Task objective: From the data that follows, copy every line holding the string "Intelligence".

Material provided:
□ □ □ □ □ □ □
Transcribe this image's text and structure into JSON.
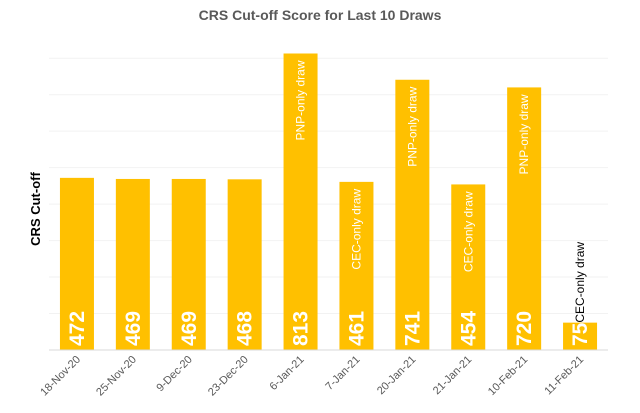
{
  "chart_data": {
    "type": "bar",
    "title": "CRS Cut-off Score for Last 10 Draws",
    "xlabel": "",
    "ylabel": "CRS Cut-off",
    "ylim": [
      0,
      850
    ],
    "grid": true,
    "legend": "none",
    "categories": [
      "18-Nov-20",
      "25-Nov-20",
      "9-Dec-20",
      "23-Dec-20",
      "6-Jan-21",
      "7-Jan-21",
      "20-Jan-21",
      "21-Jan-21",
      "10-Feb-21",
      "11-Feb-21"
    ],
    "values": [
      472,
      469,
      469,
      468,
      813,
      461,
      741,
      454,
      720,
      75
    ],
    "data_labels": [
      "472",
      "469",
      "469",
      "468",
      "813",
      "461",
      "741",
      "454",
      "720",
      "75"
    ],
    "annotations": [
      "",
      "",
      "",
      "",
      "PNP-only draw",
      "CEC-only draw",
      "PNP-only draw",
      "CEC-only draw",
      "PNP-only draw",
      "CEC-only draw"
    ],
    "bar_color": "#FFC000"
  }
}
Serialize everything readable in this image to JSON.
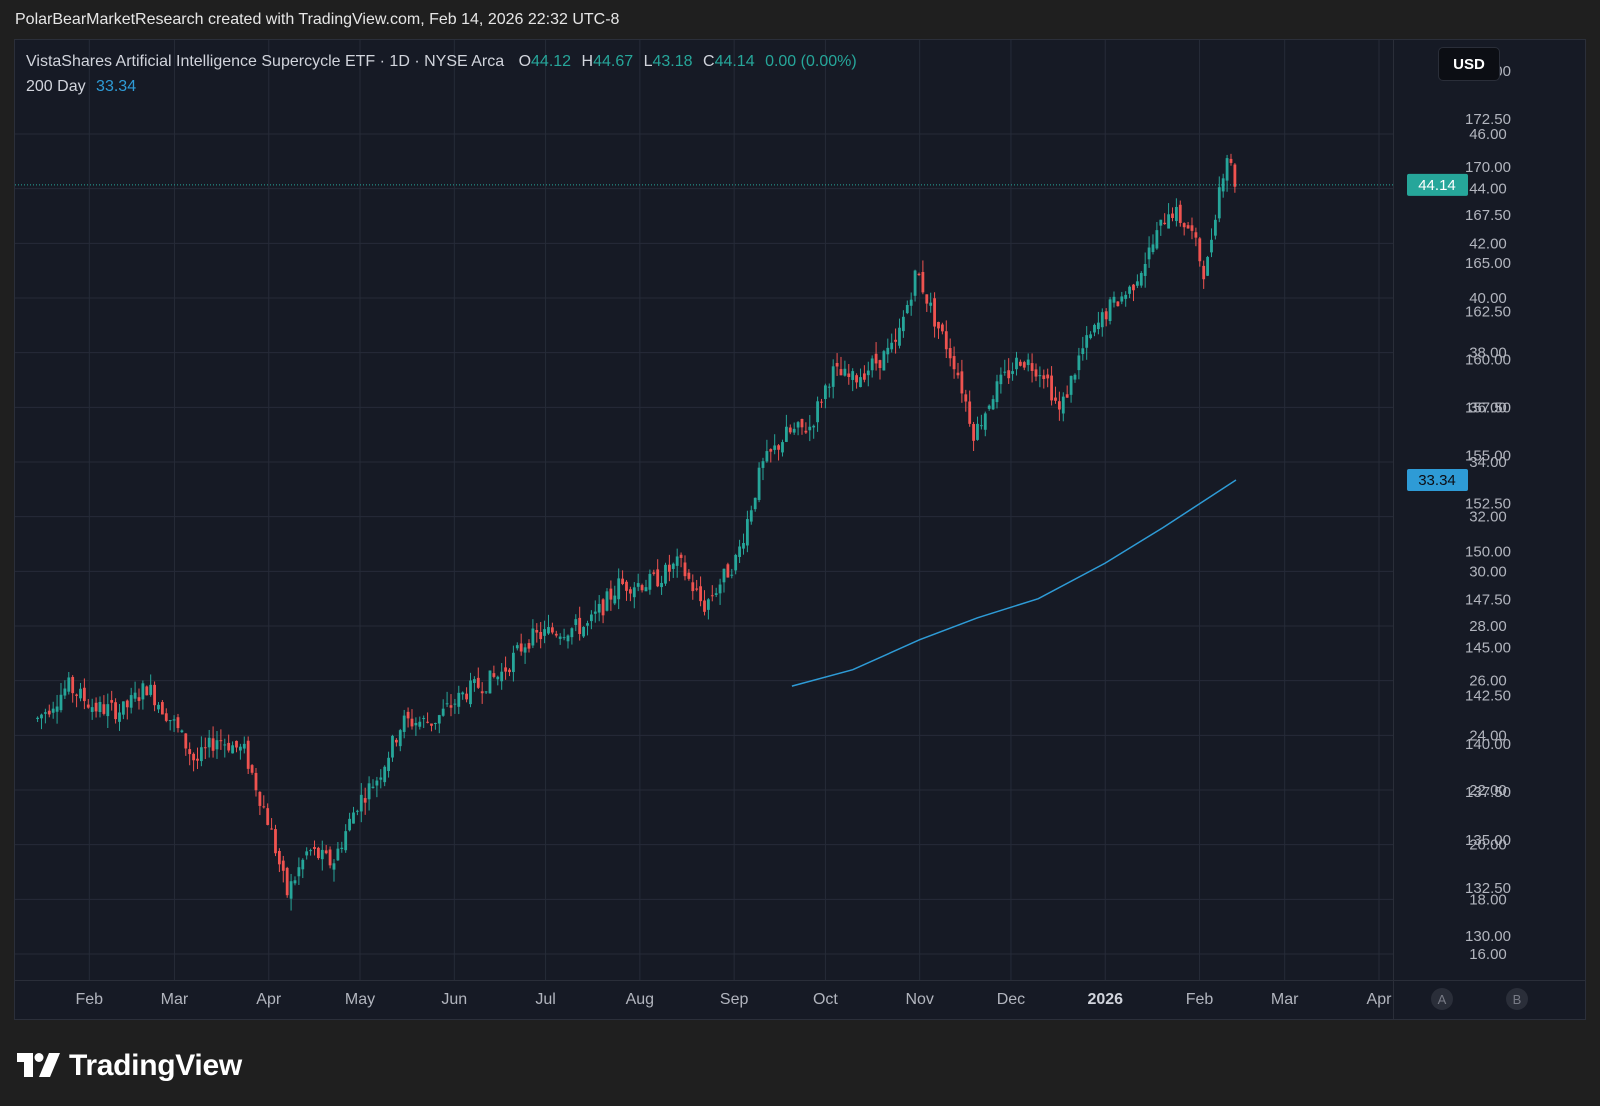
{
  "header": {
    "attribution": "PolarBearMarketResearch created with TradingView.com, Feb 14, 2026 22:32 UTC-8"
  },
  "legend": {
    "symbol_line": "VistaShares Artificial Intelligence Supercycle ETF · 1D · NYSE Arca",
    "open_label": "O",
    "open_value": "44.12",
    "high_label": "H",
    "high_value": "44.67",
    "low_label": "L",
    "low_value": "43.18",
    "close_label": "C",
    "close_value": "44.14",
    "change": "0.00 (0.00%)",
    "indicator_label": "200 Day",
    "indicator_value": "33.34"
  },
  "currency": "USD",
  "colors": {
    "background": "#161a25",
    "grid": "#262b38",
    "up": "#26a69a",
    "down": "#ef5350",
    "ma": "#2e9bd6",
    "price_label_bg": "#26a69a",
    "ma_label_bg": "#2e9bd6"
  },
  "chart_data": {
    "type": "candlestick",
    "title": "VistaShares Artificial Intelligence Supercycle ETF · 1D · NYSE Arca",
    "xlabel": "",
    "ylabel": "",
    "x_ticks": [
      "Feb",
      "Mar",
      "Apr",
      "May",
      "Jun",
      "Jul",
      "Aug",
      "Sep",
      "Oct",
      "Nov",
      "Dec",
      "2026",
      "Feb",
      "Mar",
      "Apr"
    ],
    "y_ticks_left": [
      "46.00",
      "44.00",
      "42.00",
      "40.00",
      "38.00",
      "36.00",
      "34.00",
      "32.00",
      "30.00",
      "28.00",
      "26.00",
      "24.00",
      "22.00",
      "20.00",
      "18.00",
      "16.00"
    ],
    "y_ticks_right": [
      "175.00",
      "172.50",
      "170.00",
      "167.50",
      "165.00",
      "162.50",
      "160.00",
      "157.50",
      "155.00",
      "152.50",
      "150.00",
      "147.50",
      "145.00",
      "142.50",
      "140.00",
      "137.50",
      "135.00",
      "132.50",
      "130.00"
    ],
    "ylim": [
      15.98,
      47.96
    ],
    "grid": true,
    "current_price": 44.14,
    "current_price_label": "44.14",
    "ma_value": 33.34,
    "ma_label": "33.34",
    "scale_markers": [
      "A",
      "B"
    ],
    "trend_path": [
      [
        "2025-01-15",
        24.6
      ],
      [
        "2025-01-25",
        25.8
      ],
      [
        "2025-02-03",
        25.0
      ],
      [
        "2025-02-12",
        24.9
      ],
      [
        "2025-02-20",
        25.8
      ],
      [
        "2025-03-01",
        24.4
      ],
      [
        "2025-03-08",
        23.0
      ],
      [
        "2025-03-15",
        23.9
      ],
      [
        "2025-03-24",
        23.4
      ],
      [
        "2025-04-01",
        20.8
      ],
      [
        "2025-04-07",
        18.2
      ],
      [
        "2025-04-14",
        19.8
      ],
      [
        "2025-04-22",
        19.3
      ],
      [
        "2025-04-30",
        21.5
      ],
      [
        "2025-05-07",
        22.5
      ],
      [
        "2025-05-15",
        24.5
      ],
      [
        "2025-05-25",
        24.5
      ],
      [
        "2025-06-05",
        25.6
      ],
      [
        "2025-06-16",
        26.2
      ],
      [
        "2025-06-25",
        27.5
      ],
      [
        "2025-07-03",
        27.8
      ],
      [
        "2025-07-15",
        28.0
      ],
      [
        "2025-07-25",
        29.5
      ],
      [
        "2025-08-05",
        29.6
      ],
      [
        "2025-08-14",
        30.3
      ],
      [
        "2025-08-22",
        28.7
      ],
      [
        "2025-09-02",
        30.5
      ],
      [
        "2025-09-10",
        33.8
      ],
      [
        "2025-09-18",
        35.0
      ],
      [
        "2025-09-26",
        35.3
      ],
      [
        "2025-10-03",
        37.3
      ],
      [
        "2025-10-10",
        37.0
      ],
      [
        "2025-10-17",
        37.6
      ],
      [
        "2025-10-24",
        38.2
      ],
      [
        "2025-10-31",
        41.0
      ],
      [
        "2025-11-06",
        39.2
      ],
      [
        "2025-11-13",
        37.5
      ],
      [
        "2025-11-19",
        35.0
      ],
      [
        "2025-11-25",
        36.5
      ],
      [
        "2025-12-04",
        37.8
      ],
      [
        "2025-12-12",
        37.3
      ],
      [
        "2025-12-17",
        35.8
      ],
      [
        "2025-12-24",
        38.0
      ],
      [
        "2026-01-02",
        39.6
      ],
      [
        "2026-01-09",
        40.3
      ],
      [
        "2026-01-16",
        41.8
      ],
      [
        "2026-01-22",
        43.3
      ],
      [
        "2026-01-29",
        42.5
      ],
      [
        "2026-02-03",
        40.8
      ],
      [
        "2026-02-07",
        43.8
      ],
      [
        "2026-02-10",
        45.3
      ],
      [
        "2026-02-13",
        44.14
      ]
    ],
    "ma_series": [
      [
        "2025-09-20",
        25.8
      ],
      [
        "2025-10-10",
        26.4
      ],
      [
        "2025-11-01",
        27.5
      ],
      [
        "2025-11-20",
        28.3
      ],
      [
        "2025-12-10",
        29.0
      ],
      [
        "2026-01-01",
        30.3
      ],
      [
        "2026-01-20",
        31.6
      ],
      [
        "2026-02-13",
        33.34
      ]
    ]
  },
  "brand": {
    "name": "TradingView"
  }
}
□ □ □ □ □ □ □
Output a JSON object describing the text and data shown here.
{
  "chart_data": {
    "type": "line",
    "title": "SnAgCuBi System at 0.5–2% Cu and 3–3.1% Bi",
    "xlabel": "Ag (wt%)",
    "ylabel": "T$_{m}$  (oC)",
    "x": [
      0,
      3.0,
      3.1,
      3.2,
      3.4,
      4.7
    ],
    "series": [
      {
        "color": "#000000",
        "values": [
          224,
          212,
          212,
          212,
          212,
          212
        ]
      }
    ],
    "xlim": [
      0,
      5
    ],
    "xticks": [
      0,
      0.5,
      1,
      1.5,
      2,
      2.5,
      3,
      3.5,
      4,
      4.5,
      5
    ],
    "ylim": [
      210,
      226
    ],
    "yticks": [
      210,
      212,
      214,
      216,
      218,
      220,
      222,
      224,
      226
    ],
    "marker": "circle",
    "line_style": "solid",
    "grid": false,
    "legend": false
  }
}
□ □ □ □ □ □ □
Finished exercise:
    "symbol_line": "VistaShares Artificial Intelligence Supercycle ETF · 1D · NYSE Arca",
    "title": "VistaShares Artificial Intelligence Supercycle ETF · 1D · NYSE Arca",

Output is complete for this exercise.